# [Requisitos do exercício]
Transcreva fielmente o trecho do texto sobre Nenê Constantino que vai de "Constantino de Oliveira, o" até "passageiros por dia.".

Constantino de Oliveira, o Nenê Constantino, não é
homem de palavras complicadas. Quando menino, ajudava na lavoura
do pai, sitiante na cidade mineira de Patrocínio, e vendia
verduras na rua. Cedo, descobriu que seu negócio era outro:
não gostava de vender, queria mesmo era comprar. Aos 18 anos,
adquiriu o primeiro caminhão, com seu nome caprichosamente
pintado na boléia e um ditado enigmático no pára-choque:
"Da vida só levarei ela". A partir daí, não
parou mais. O caminhão virou uma jardineira, que virou um
ônibus, que virou três. Hoje, são 6.000. O empresário
é dono da maior frota do país, uma das maiores do
mundo. Espalhados por sete Estados, mais o Distrito Federal, os
ônibus de Nenê transportam em média 1,2 milhão
de passageiros por dia.
Longe do Triângulo Mineiro e de alguns nichos do ramo, poucos
já ouviram falar dele. Seu faturamento 1 bilhão
de reais no ano passado seria mais que suficiente para franquear-lhe
a entrada nas rodas de charuto da Fiesp e nos hangares onde a elite
empresarial guarda seus jatinhos. Nenê não quer saber
de nada disso. Típico "empresário de botinas", ninguém
nunca o ouvirá pontificando sobre política econômica
(assunto do qual não entende e não gosta), nem o verá
envergando finos ternos pelos salões de Brasília,
onde mora desde 1977. Aonde quer que vá, o rei da catraca
só veste camisa branca e calça escura, espécie
de uniforme que adotou há mais de vinte anos. Só come
em restaurantes por quilo e tem como melhores amigos alguns de seus
ex-motoristas e ex-cobradores. Quando vai ao Rio de Janeiro, faz
a pé o percurso entre o Aeroporto Santos Dumont e o centro
da cidade. Além de não ser enganado por taxistas espertalhões,
acredita que assim despista eventuais meliantes pode até
haver quem queira vender o Pão de Açúcar ao
mineiro desaprumado, mas quem pensaria em seqüestro?

# [Lista de material]

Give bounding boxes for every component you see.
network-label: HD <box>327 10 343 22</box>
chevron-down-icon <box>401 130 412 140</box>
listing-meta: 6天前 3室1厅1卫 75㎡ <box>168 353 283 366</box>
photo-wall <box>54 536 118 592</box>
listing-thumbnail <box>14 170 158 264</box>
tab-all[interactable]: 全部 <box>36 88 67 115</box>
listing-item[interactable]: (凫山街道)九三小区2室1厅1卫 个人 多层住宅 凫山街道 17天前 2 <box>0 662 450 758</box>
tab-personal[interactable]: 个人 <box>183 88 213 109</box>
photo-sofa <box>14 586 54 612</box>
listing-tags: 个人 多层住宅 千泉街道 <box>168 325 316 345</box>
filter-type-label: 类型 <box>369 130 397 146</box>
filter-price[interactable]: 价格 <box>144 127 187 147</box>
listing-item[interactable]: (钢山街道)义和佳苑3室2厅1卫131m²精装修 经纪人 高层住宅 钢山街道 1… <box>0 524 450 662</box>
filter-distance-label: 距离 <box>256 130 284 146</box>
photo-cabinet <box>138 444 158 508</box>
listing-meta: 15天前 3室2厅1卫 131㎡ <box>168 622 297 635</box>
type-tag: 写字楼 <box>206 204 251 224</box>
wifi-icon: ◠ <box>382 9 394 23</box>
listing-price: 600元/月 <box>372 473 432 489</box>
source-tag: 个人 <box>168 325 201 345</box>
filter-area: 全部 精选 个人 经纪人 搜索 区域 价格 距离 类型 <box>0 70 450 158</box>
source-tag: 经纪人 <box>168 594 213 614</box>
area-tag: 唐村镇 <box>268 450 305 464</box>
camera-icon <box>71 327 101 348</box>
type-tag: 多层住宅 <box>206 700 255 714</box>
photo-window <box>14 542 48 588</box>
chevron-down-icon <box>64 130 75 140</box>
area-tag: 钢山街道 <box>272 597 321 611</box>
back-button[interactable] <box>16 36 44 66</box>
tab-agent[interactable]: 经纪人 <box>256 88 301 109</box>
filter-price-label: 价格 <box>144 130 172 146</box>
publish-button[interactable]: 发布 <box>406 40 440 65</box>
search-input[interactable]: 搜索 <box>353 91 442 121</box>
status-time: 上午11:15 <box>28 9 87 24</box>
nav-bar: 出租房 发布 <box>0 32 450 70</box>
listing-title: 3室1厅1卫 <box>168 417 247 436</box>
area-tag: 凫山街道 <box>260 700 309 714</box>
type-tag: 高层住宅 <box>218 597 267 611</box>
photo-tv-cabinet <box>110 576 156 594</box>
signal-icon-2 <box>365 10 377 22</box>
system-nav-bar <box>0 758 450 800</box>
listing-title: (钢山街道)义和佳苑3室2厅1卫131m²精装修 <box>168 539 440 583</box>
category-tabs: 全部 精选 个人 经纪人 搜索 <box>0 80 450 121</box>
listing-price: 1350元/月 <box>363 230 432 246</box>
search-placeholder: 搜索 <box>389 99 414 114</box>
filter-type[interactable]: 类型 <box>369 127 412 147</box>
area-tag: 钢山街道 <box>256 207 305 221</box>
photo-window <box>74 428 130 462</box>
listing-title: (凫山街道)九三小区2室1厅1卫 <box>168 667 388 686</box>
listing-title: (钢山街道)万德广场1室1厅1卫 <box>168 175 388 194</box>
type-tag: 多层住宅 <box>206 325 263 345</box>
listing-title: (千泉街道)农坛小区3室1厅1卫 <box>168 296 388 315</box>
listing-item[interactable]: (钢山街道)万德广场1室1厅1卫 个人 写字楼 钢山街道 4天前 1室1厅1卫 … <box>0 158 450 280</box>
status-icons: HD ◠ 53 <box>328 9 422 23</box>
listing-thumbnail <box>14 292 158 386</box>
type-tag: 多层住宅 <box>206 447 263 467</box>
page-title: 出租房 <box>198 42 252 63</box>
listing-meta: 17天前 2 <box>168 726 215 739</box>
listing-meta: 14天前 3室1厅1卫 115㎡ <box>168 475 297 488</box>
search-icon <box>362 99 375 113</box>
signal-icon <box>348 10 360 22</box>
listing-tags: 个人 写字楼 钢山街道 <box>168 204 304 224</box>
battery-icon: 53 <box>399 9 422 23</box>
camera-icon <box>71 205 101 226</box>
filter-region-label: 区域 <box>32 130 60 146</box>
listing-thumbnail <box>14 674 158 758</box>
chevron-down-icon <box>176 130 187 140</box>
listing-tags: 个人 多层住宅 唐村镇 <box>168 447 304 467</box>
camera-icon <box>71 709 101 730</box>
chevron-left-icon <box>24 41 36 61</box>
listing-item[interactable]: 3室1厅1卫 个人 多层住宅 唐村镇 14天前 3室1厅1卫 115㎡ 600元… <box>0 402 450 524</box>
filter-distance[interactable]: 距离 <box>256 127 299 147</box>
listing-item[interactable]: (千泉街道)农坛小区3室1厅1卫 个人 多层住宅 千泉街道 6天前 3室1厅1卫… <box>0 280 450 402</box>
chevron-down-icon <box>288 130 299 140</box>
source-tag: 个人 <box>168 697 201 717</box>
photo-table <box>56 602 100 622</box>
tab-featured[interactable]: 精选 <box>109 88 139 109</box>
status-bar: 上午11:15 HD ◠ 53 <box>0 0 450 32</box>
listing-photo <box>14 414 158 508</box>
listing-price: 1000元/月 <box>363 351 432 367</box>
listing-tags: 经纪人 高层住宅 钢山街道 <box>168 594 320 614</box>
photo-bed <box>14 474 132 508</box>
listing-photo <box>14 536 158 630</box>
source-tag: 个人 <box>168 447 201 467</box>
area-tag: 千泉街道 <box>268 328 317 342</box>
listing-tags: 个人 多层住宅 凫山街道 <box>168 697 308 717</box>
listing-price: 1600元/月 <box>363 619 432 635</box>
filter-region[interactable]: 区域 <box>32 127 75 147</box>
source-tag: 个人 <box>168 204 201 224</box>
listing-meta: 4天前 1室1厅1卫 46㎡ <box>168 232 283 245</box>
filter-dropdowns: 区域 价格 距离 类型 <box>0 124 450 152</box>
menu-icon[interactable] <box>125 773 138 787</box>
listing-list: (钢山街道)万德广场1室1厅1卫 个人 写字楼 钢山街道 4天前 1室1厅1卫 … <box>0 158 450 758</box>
...
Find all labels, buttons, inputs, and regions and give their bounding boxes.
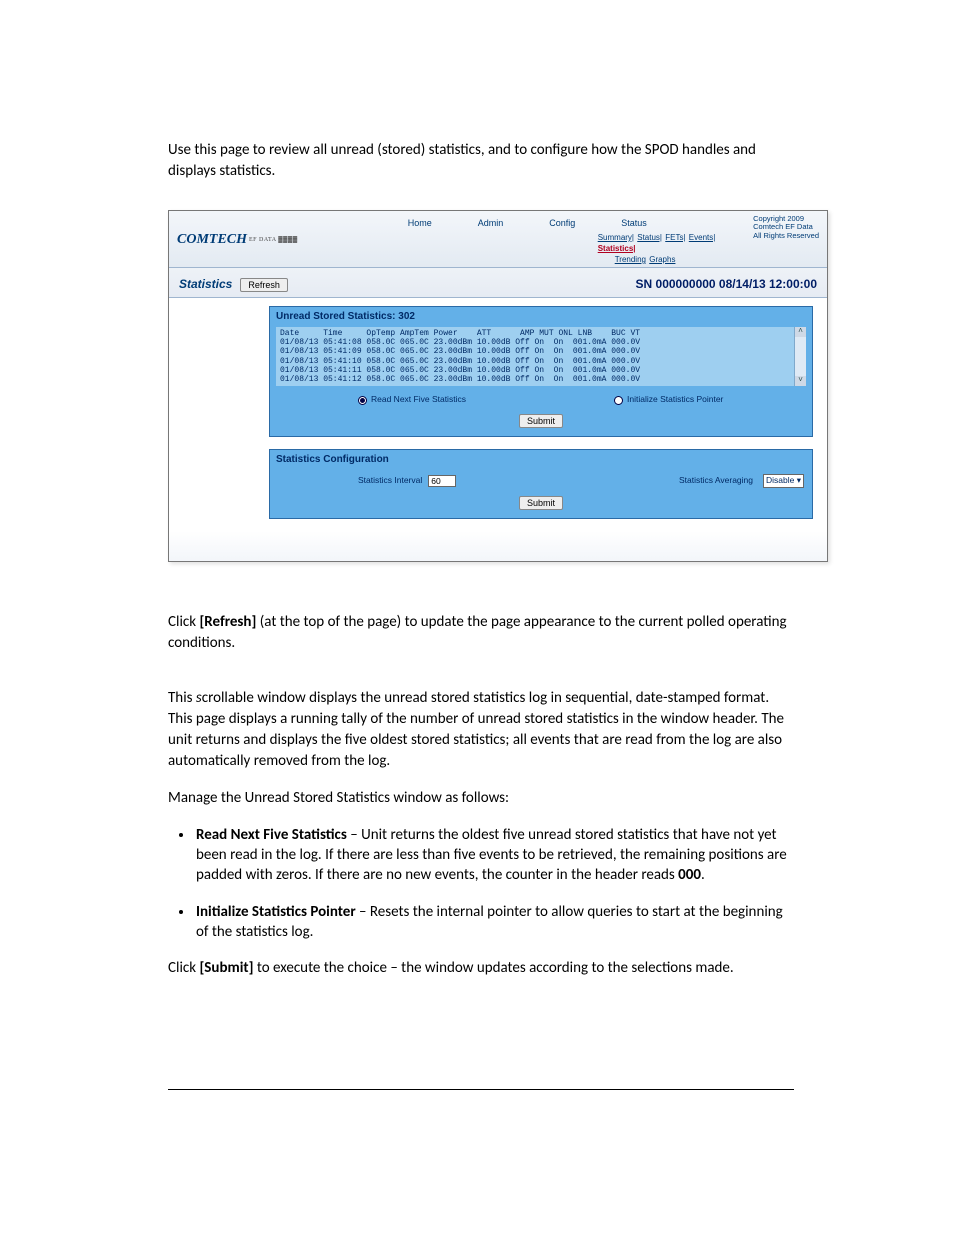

# [Resposta abaixo]
Constantino de Oliveira, o Nenê Constantino, não é
homem de palavras complicadas. Quando menino, ajudava na lavoura
do pai, sitiante na cidade mineira de Patrocínio, e vendia
verduras na rua. Cedo, descobriu que seu negócio era outro:
não gostava de vender, queria mesmo era comprar. Aos 18 anos,
adquiriu o primeiro caminhão, com seu nome caprichosamente
pintado na boléia e um ditado enigmático no pára-choque:
"Da vida só levarei ela". A partir daí, não
parou mais. O caminhão virou uma jardineira, que virou um
ônibus, que virou três. Hoje, são 6.000. O empresário
é dono da maior frota do país, uma das maiores do
mundo. Espalhados por sete Estados, mais o Distrito Federal, os
ônibus de Nenê transportam em média 1,2 milhão
de passageiros por dia.